### [RECORD SET]
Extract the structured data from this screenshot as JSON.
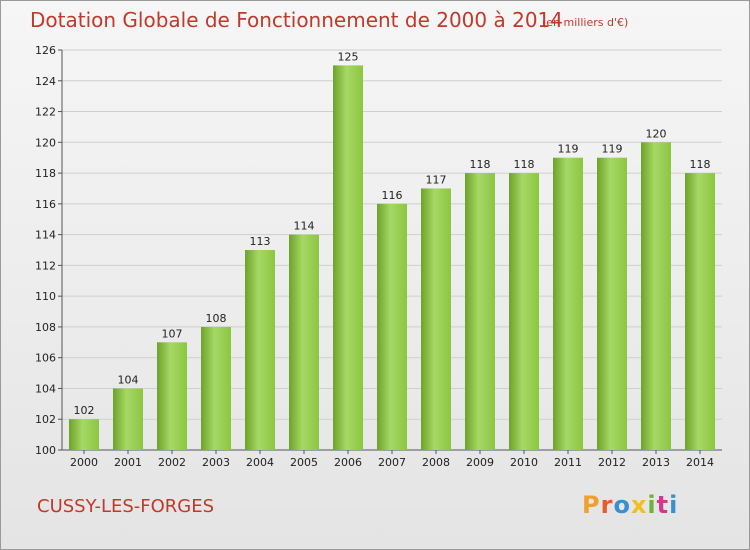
{
  "chart_data": {
    "type": "bar",
    "title": "Dotation Globale de Fonctionnement de 2000 à 2014",
    "subtitle": "(en milliers d'€)",
    "categories": [
      "2000",
      "2001",
      "2002",
      "2003",
      "2004",
      "2005",
      "2006",
      "2007",
      "2008",
      "2009",
      "2010",
      "2011",
      "2012",
      "2013",
      "2014"
    ],
    "values": [
      102,
      104,
      107,
      108,
      113,
      114,
      125,
      116,
      117,
      118,
      118,
      119,
      119,
      120,
      118
    ],
    "ylim": [
      100,
      126
    ],
    "yticks": [
      100,
      102,
      104,
      106,
      108,
      110,
      112,
      114,
      116,
      118,
      120,
      122,
      124,
      126
    ],
    "grid": true,
    "bar_color": "#8cc63f",
    "bar_color_light": "#a6d866",
    "bar_color_dark": "#6ea32a"
  },
  "footer": {
    "commune": "CUSSY-LES-FORGES",
    "logo_text": "Proxiti",
    "logo_colors": [
      "#f0a030",
      "#e85c2a",
      "#3a8fd0",
      "#f0c020",
      "#6cb33e",
      "#d03a8a",
      "#3a8fd0"
    ]
  }
}
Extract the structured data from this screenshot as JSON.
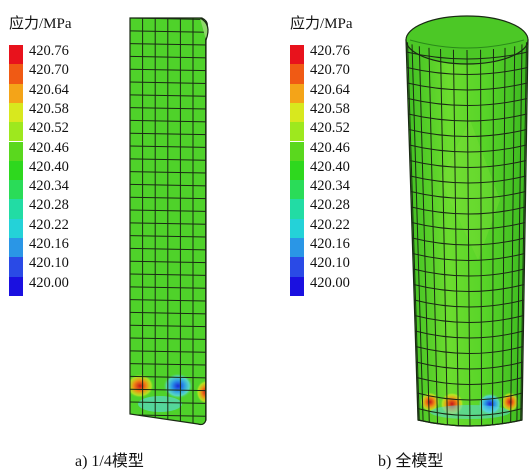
{
  "legend": {
    "title": "应力/MPa",
    "ticks": [
      "420.76",
      "420.70",
      "420.64",
      "420.58",
      "420.52",
      "420.46",
      "420.40",
      "420.34",
      "420.28",
      "420.22",
      "420.16",
      "420.10",
      "420.00"
    ],
    "colors": [
      "#e8121c",
      "#f05a14",
      "#f4a418",
      "#d8e81e",
      "#9ee81e",
      "#5ad81e",
      "#2ed81e",
      "#2adc58",
      "#22dca4",
      "#24d2d8",
      "#2a96e6",
      "#2a4ae6",
      "#1a10e0"
    ]
  },
  "captions": {
    "left": "a) 1/4模型",
    "right": "b) 全模型"
  },
  "colors": {
    "mesh_green": "#4fd22a",
    "mesh_line": "#1a2a14",
    "hotspot_red": "#d9321a",
    "hotspot_blue": "#2a50e6",
    "hotspot_cyan": "#58d8e8"
  }
}
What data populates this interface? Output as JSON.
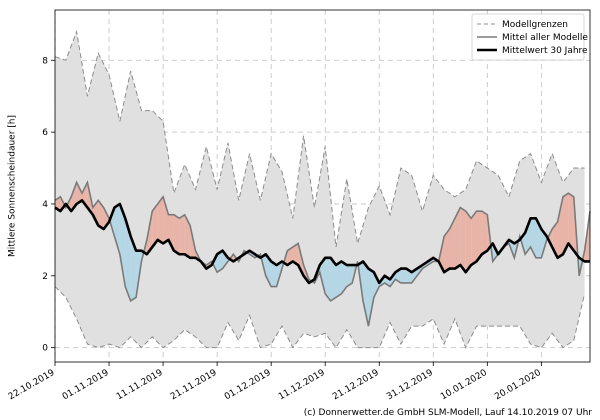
{
  "chart_data": {
    "type": "line",
    "ylabel": "Mittlere Sonnenscheindauer [h]",
    "xlabel": "",
    "ylim": [
      -0.4,
      9.4
    ],
    "xlim": [
      "2019-10-22",
      "2020-01-29"
    ],
    "grid": true,
    "legend_position": "top-right",
    "yticks": [
      0,
      2,
      4,
      6,
      8
    ],
    "xticks": [
      {
        "date": "2019-10-22",
        "label": "22.10.2019"
      },
      {
        "date": "2019-11-01",
        "label": "01.11.2019"
      },
      {
        "date": "2019-11-11",
        "label": "11.11.2019"
      },
      {
        "date": "2019-11-21",
        "label": "21.11.2019"
      },
      {
        "date": "2019-12-01",
        "label": "01.12.2019"
      },
      {
        "date": "2019-12-11",
        "label": "11.12.2019"
      },
      {
        "date": "2019-12-21",
        "label": "21.12.2019"
      },
      {
        "date": "2019-12-31",
        "label": "31.12.2019"
      },
      {
        "date": "2020-01-10",
        "label": "10.01.2020"
      },
      {
        "date": "2020-01-20",
        "label": "20.01.2020"
      }
    ],
    "series": [
      {
        "name": "Modellgrenzen",
        "role": "envelope",
        "x": [
          "2019-10-22",
          "2019-10-24",
          "2019-10-26",
          "2019-10-28",
          "2019-10-30",
          "2019-11-01",
          "2019-11-03",
          "2019-11-05",
          "2019-11-07",
          "2019-11-09",
          "2019-11-11",
          "2019-11-13",
          "2019-11-15",
          "2019-11-17",
          "2019-11-19",
          "2019-11-21",
          "2019-11-23",
          "2019-11-25",
          "2019-11-27",
          "2019-11-29",
          "2019-12-01",
          "2019-12-03",
          "2019-12-05",
          "2019-12-07",
          "2019-12-09",
          "2019-12-11",
          "2019-12-13",
          "2019-12-15",
          "2019-12-17",
          "2019-12-19",
          "2019-12-21",
          "2019-12-23",
          "2019-12-25",
          "2019-12-27",
          "2019-12-29",
          "2019-12-31",
          "2020-01-02",
          "2020-01-04",
          "2020-01-06",
          "2020-01-08",
          "2020-01-10",
          "2020-01-12",
          "2020-01-14",
          "2020-01-16",
          "2020-01-18",
          "2020-01-20",
          "2020-01-22",
          "2020-01-24",
          "2020-01-26",
          "2020-01-28"
        ],
        "upper": [
          8.1,
          8.0,
          8.8,
          7.0,
          8.2,
          7.6,
          6.3,
          7.7,
          6.6,
          6.6,
          6.3,
          4.3,
          5.1,
          4.4,
          5.6,
          4.4,
          5.7,
          4.1,
          5.4,
          4.1,
          5.4,
          4.9,
          3.6,
          5.9,
          3.9,
          5.6,
          2.8,
          4.7,
          2.9,
          3.9,
          4.5,
          3.7,
          5.0,
          4.8,
          3.8,
          4.8,
          4.4,
          4.2,
          4.4,
          5.2,
          5.0,
          4.8,
          4.2,
          5.2,
          5.4,
          4.6,
          5.4,
          4.6,
          5.0,
          5.0
        ],
        "lower": [
          1.7,
          1.4,
          0.8,
          0.1,
          0.0,
          0.1,
          0.0,
          0.3,
          0.0,
          0.3,
          0.0,
          0.2,
          0.5,
          0.3,
          0.0,
          0.0,
          0.7,
          0.2,
          0.9,
          0.0,
          0.1,
          0.6,
          0.0,
          0.4,
          0.3,
          0.4,
          0.0,
          0.5,
          0.0,
          0.0,
          0.0,
          0.7,
          0.1,
          0.6,
          0.6,
          0.8,
          0.1,
          0.8,
          0.0,
          0.6,
          0.6,
          0.6,
          0.6,
          0.6,
          0.1,
          0.0,
          0.4,
          0.0,
          0.2,
          1.5
        ]
      },
      {
        "name": "Mittel aller Modelle",
        "role": "mean",
        "x": [
          "2019-10-22",
          "2019-10-23",
          "2019-10-24",
          "2019-10-25",
          "2019-10-26",
          "2019-10-27",
          "2019-10-28",
          "2019-10-29",
          "2019-10-30",
          "2019-10-31",
          "2019-11-01",
          "2019-11-02",
          "2019-11-03",
          "2019-11-04",
          "2019-11-05",
          "2019-11-06",
          "2019-11-07",
          "2019-11-08",
          "2019-11-09",
          "2019-11-10",
          "2019-11-11",
          "2019-11-12",
          "2019-11-13",
          "2019-11-14",
          "2019-11-15",
          "2019-11-16",
          "2019-11-17",
          "2019-11-18",
          "2019-11-19",
          "2019-11-20",
          "2019-11-21",
          "2019-11-22",
          "2019-11-23",
          "2019-11-24",
          "2019-11-25",
          "2019-11-26",
          "2019-11-27",
          "2019-11-28",
          "2019-11-29",
          "2019-11-30",
          "2019-12-01",
          "2019-12-02",
          "2019-12-03",
          "2019-12-04",
          "2019-12-05",
          "2019-12-06",
          "2019-12-07",
          "2019-12-08",
          "2019-12-09",
          "2019-12-10",
          "2019-12-11",
          "2019-12-12",
          "2019-12-13",
          "2019-12-14",
          "2019-12-15",
          "2019-12-16",
          "2019-12-17",
          "2019-12-18",
          "2019-12-19",
          "2019-12-20",
          "2019-12-21",
          "2019-12-22",
          "2019-12-23",
          "2019-12-24",
          "2019-12-25",
          "2019-12-26",
          "2019-12-27",
          "2019-12-28",
          "2019-12-29",
          "2019-12-30",
          "2019-12-31",
          "2020-01-01",
          "2020-01-02",
          "2020-01-03",
          "2020-01-04",
          "2020-01-05",
          "2020-01-06",
          "2020-01-07",
          "2020-01-08",
          "2020-01-09",
          "2020-01-10",
          "2020-01-11",
          "2020-01-12",
          "2020-01-13",
          "2020-01-14",
          "2020-01-15",
          "2020-01-16",
          "2020-01-17",
          "2020-01-18",
          "2020-01-19",
          "2020-01-20",
          "2020-01-21",
          "2020-01-22",
          "2020-01-23",
          "2020-01-24",
          "2020-01-25",
          "2020-01-26",
          "2020-01-27",
          "2020-01-28",
          "2020-01-29"
        ],
        "values": [
          4.1,
          4.2,
          3.9,
          4.2,
          4.6,
          4.3,
          4.6,
          3.9,
          4.1,
          3.9,
          3.6,
          3.1,
          2.6,
          1.7,
          1.3,
          1.4,
          2.4,
          3.0,
          3.8,
          4.0,
          4.2,
          3.7,
          3.7,
          3.6,
          3.7,
          3.4,
          2.7,
          2.4,
          2.3,
          2.4,
          2.1,
          2.2,
          2.4,
          2.6,
          2.4,
          2.7,
          2.6,
          2.5,
          2.6,
          2.0,
          1.7,
          1.7,
          2.2,
          2.7,
          2.8,
          2.9,
          2.3,
          1.9,
          1.8,
          2.1,
          1.5,
          1.3,
          1.4,
          1.5,
          1.7,
          1.8,
          2.4,
          1.3,
          0.6,
          1.4,
          1.7,
          1.8,
          1.7,
          1.9,
          1.8,
          1.8,
          1.8,
          2.0,
          2.2,
          2.3,
          2.4,
          2.4,
          3.1,
          3.3,
          3.6,
          3.9,
          3.8,
          3.6,
          3.8,
          3.8,
          3.7,
          2.4,
          2.6,
          2.8,
          2.9,
          2.5,
          3.1,
          2.6,
          2.8,
          2.5,
          2.5,
          3.0,
          3.3,
          3.5,
          4.2,
          4.3,
          4.2,
          2.0,
          2.7,
          3.8
        ]
      },
      {
        "name": "Mittelwert 30 Jahre",
        "role": "climatology",
        "x": [
          "2019-10-22",
          "2019-10-23",
          "2019-10-24",
          "2019-10-25",
          "2019-10-26",
          "2019-10-27",
          "2019-10-28",
          "2019-10-29",
          "2019-10-30",
          "2019-10-31",
          "2019-11-01",
          "2019-11-02",
          "2019-11-03",
          "2019-11-04",
          "2019-11-05",
          "2019-11-06",
          "2019-11-07",
          "2019-11-08",
          "2019-11-09",
          "2019-11-10",
          "2019-11-11",
          "2019-11-12",
          "2019-11-13",
          "2019-11-14",
          "2019-11-15",
          "2019-11-16",
          "2019-11-17",
          "2019-11-18",
          "2019-11-19",
          "2019-11-20",
          "2019-11-21",
          "2019-11-22",
          "2019-11-23",
          "2019-11-24",
          "2019-11-25",
          "2019-11-26",
          "2019-11-27",
          "2019-11-28",
          "2019-11-29",
          "2019-11-30",
          "2019-12-01",
          "2019-12-02",
          "2019-12-03",
          "2019-12-04",
          "2019-12-05",
          "2019-12-06",
          "2019-12-07",
          "2019-12-08",
          "2019-12-09",
          "2019-12-10",
          "2019-12-11",
          "2019-12-12",
          "2019-12-13",
          "2019-12-14",
          "2019-12-15",
          "2019-12-16",
          "2019-12-17",
          "2019-12-18",
          "2019-12-19",
          "2019-12-20",
          "2019-12-21",
          "2019-12-22",
          "2019-12-23",
          "2019-12-24",
          "2019-12-25",
          "2019-12-26",
          "2019-12-27",
          "2019-12-28",
          "2019-12-29",
          "2019-12-30",
          "2019-12-31",
          "2020-01-01",
          "2020-01-02",
          "2020-01-03",
          "2020-01-04",
          "2020-01-05",
          "2020-01-06",
          "2020-01-07",
          "2020-01-08",
          "2020-01-09",
          "2020-01-10",
          "2020-01-11",
          "2020-01-12",
          "2020-01-13",
          "2020-01-14",
          "2020-01-15",
          "2020-01-16",
          "2020-01-17",
          "2020-01-18",
          "2020-01-19",
          "2020-01-20",
          "2020-01-21",
          "2020-01-22",
          "2020-01-23",
          "2020-01-24",
          "2020-01-25",
          "2020-01-26",
          "2020-01-27",
          "2020-01-28",
          "2020-01-29"
        ],
        "values": [
          3.9,
          3.8,
          4.0,
          3.8,
          4.0,
          4.1,
          3.9,
          3.7,
          3.4,
          3.3,
          3.5,
          3.9,
          4.0,
          3.6,
          3.1,
          2.7,
          2.7,
          2.6,
          2.8,
          3.0,
          2.9,
          3.0,
          2.7,
          2.6,
          2.6,
          2.5,
          2.5,
          2.4,
          2.2,
          2.3,
          2.6,
          2.7,
          2.5,
          2.4,
          2.5,
          2.6,
          2.7,
          2.6,
          2.5,
          2.6,
          2.4,
          2.3,
          2.4,
          2.3,
          2.4,
          2.3,
          2.0,
          1.8,
          1.9,
          2.3,
          2.5,
          2.5,
          2.3,
          2.4,
          2.3,
          2.3,
          2.3,
          2.4,
          2.2,
          2.1,
          1.8,
          2.0,
          1.9,
          2.1,
          2.2,
          2.2,
          2.1,
          2.2,
          2.3,
          2.4,
          2.5,
          2.4,
          2.1,
          2.2,
          2.2,
          2.3,
          2.1,
          2.3,
          2.4,
          2.6,
          2.7,
          2.9,
          2.6,
          2.8,
          3.0,
          2.9,
          3.0,
          3.2,
          3.6,
          3.6,
          3.3,
          3.1,
          2.8,
          2.5,
          2.6,
          2.9,
          2.7,
          2.5,
          2.4,
          2.4
        ]
      }
    ],
    "colors": {
      "envelope_fill": "#e0e0e0",
      "envelope_line": "#8c8c8c",
      "mean_line": "#7a7a7a",
      "climatology_line": "#000000",
      "above_fill": "#e8b4a8",
      "below_fill": "#b5d6e5",
      "grid": "#c0c0c0"
    }
  },
  "copyright": "(c) Donnerwetter.de GmbH SLM-Modell, Lauf 14.10.2019 07 Uhr"
}
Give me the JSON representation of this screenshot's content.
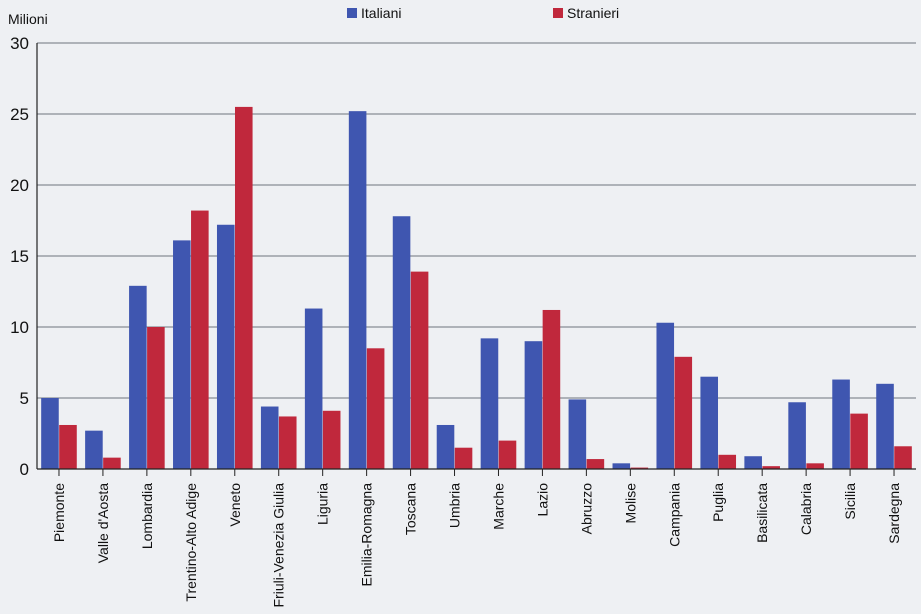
{
  "chart_data": {
    "type": "bar",
    "title": "",
    "xlabel": "",
    "ylabel": "Milioni",
    "ylim": [
      0,
      30
    ],
    "yticks": [
      0,
      5,
      10,
      15,
      20,
      25,
      30
    ],
    "grid": true,
    "legend_position": "top-center",
    "categories": [
      "Piemonte",
      "Valle d'Aosta",
      "Lombardia",
      "Trentino-Alto Adige",
      "Veneto",
      "Friuli-Venezia Giulia",
      "Liguria",
      "Emilia-Romagna",
      "Toscana",
      "Umbria",
      "Marche",
      "Lazio",
      "Abruzzo",
      "Molise",
      "Campania",
      "Puglia",
      "Basilicata",
      "Calabria",
      "Sicilia",
      "Sardegna"
    ],
    "series": [
      {
        "name": "Italiani",
        "color": "#3f56b0",
        "values": [
          5.0,
          2.7,
          12.9,
          16.1,
          17.2,
          4.4,
          11.3,
          25.2,
          17.8,
          3.1,
          9.2,
          9.0,
          4.9,
          0.4,
          10.3,
          6.5,
          0.9,
          4.7,
          6.3,
          6.0
        ]
      },
      {
        "name": "Stranieri",
        "color": "#c0283c",
        "values": [
          3.1,
          0.8,
          10.0,
          18.2,
          25.5,
          3.7,
          4.1,
          8.5,
          13.9,
          1.5,
          2.0,
          11.2,
          0.7,
          0.1,
          7.9,
          1.0,
          0.2,
          0.4,
          3.9,
          1.6
        ]
      }
    ]
  }
}
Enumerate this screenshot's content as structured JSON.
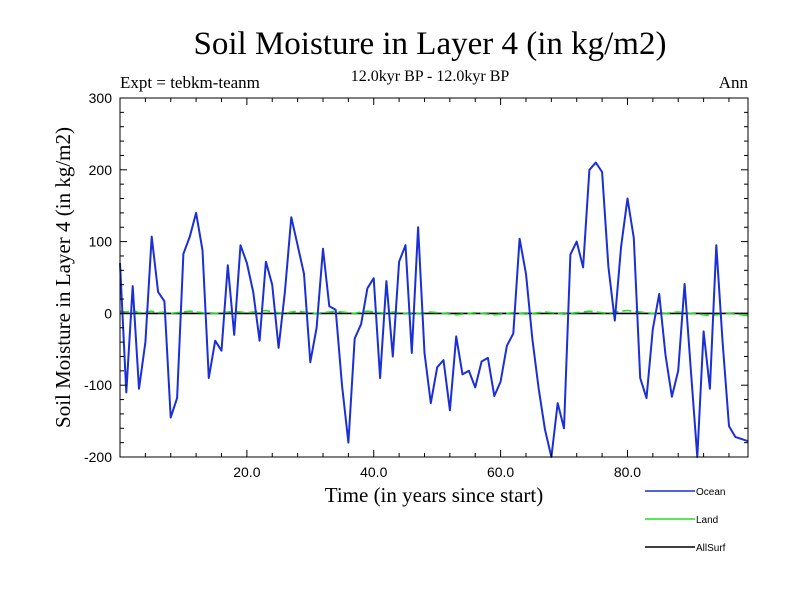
{
  "header": {
    "title": "Soil Moisture in Layer 4 (in kg/m2)",
    "subtitle": "12.0kyr BP - 12.0kyr BP",
    "expt": "Expt = tebkm-teanm",
    "period": "Ann"
  },
  "chart_data": {
    "type": "line",
    "title": "Soil Moisture in Layer 4 (in kg/m2)",
    "xlabel": "Time (in years since start)",
    "ylabel": "Soil Moisture in Layer 4 (in kg/m2)",
    "xlim": [
      0,
      99
    ],
    "ylim": [
      -200,
      300
    ],
    "x_ticks": [
      20,
      40,
      60,
      80
    ],
    "x_tick_labels": [
      "20.0",
      "40.0",
      "60.0",
      "80.0"
    ],
    "y_ticks": [
      -200,
      -100,
      0,
      100,
      200,
      300
    ],
    "y_tick_labels": [
      "-200",
      "-100",
      "0",
      "100",
      "200",
      "300"
    ],
    "x": [
      0,
      1,
      2,
      3,
      4,
      5,
      6,
      7,
      8,
      9,
      10,
      11,
      12,
      13,
      14,
      15,
      16,
      17,
      18,
      19,
      20,
      21,
      22,
      23,
      24,
      25,
      26,
      27,
      28,
      29,
      30,
      31,
      32,
      33,
      34,
      35,
      36,
      37,
      38,
      39,
      40,
      41,
      42,
      43,
      44,
      45,
      46,
      47,
      48,
      49,
      50,
      51,
      52,
      53,
      54,
      55,
      56,
      57,
      58,
      59,
      60,
      61,
      62,
      63,
      64,
      65,
      66,
      67,
      68,
      69,
      70,
      71,
      72,
      73,
      74,
      75,
      76,
      77,
      78,
      79,
      80,
      81,
      82,
      83,
      84,
      85,
      86,
      87,
      88,
      89,
      90,
      91,
      92,
      93,
      94,
      95,
      96,
      97,
      98,
      99
    ],
    "series": [
      {
        "name": "Ocean",
        "color": "#1a2fd6",
        "values": [
          70,
          -110,
          38,
          -105,
          -40,
          107,
          30,
          17,
          -145,
          -118,
          83,
          107,
          140,
          88,
          -90,
          -38,
          -52,
          67,
          -30,
          95,
          70,
          30,
          -38,
          72,
          40,
          -48,
          30,
          134,
          95,
          55,
          -68,
          -20,
          90,
          10,
          5,
          -100,
          -180,
          -35,
          -15,
          35,
          49,
          -90,
          45,
          -60,
          72,
          95,
          -55,
          120,
          -55,
          -125,
          -75,
          -65,
          -135,
          -32,
          -85,
          -80,
          -103,
          -67,
          -62,
          -115,
          -95,
          -45,
          -28,
          104,
          55,
          -35,
          -105,
          -162,
          -200,
          -125,
          -160,
          82,
          100,
          64,
          200,
          210,
          197,
          65,
          -10,
          93,
          160,
          105,
          -90,
          -118,
          -22,
          27,
          -58,
          -116,
          -80,
          41,
          -80,
          -200,
          -25,
          -105,
          95,
          -40,
          -157,
          -172,
          -175,
          -178
        ],
        "dashed": false
      },
      {
        "name": "Land",
        "color": "#22dd22",
        "values": [
          3,
          2,
          4,
          1,
          2,
          3,
          1,
          2,
          0,
          1,
          2,
          3,
          2,
          1,
          -1,
          0,
          1,
          2,
          3,
          2,
          1,
          2,
          3,
          4,
          2,
          1,
          0,
          2,
          3,
          2,
          1,
          0,
          1,
          2,
          3,
          2,
          1,
          0,
          2,
          3,
          2,
          1,
          0,
          2,
          1,
          0,
          -1,
          0,
          1,
          2,
          1,
          0,
          -1,
          -2,
          -1,
          0,
          1,
          0,
          -1,
          -2,
          -1,
          0,
          1,
          0,
          -1,
          0,
          1,
          2,
          1,
          0,
          -1,
          0,
          1,
          2,
          3,
          2,
          1,
          0,
          2,
          3,
          4,
          3,
          2,
          1,
          0,
          -1,
          0,
          1,
          2,
          1,
          0,
          -1,
          -2,
          -3,
          -2,
          -1,
          0,
          -1,
          -2,
          -3
        ],
        "dashed": true
      },
      {
        "name": "AllSurf",
        "color": "#000000",
        "values": [
          0,
          0,
          0,
          0,
          0,
          0,
          0,
          0,
          0,
          0,
          0,
          0,
          0,
          0,
          0,
          0,
          0,
          0,
          0,
          0,
          0,
          0,
          0,
          0,
          0,
          0,
          0,
          0,
          0,
          0,
          0,
          0,
          0,
          0,
          0,
          0,
          0,
          0,
          0,
          0,
          0,
          0,
          0,
          0,
          0,
          0,
          0,
          0,
          0,
          0,
          0,
          0,
          0,
          0,
          0,
          0,
          0,
          0,
          0,
          0,
          0,
          0,
          0,
          0,
          0,
          0,
          0,
          0,
          0,
          0,
          0,
          0,
          0,
          0,
          0,
          0,
          0,
          0,
          0,
          0,
          0,
          0,
          0,
          0,
          0,
          0,
          0,
          0,
          0,
          0,
          0,
          0,
          0,
          0,
          0,
          0,
          0,
          0,
          0,
          0
        ],
        "dashed": false
      }
    ],
    "legend": [
      "Ocean",
      "Land",
      "AllSurf"
    ],
    "legend_position": "bottom-right"
  }
}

### [EXERCISE DESCRIPTION]
Only lines with the string "screenshot" belong in your answer; copy each one.

### [WRITTEN RESPONSE]
Extract the structured data from this screenshot as JSON.
Extract the structured data from this screenshot as JSON.
Give me the JSON representation of this screenshot's content.
Enumerate this screenshot's content as structured JSON.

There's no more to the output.